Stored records
## START

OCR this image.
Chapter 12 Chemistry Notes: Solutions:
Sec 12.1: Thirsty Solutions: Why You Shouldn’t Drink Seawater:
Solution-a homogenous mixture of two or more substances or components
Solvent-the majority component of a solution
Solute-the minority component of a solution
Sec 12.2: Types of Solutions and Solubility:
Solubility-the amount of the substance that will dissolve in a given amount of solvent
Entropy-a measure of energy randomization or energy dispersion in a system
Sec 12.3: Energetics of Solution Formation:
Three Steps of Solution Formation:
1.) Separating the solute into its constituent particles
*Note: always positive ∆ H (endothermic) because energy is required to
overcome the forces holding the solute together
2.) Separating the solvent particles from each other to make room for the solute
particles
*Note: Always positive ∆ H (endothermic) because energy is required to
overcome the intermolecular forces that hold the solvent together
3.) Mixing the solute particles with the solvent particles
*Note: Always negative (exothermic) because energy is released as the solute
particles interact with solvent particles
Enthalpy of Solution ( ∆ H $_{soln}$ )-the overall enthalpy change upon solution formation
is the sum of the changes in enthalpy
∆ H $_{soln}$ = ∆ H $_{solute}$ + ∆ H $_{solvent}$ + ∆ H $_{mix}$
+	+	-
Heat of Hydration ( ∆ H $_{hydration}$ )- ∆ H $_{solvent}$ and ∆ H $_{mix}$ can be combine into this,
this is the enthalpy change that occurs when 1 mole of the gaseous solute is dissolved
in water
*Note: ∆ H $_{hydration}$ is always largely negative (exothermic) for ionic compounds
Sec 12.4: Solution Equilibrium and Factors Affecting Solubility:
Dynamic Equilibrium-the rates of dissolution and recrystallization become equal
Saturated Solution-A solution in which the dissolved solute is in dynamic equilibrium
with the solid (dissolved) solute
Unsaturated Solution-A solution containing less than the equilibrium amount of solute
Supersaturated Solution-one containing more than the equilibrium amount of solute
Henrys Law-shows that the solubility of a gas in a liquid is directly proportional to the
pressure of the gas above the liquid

## END

Directions — Copy all lines in the listing above where the string "hydration" appears.

Output for this exercise —
Heat of Hydration ( ∆ H $_{hydration}$ )- ∆ H $_{solvent}$ and ∆ H $_{mix}$ can be combine into this,
*Note: ∆ H $_{hydration}$ is always largely negative (exothermic) for ionic compounds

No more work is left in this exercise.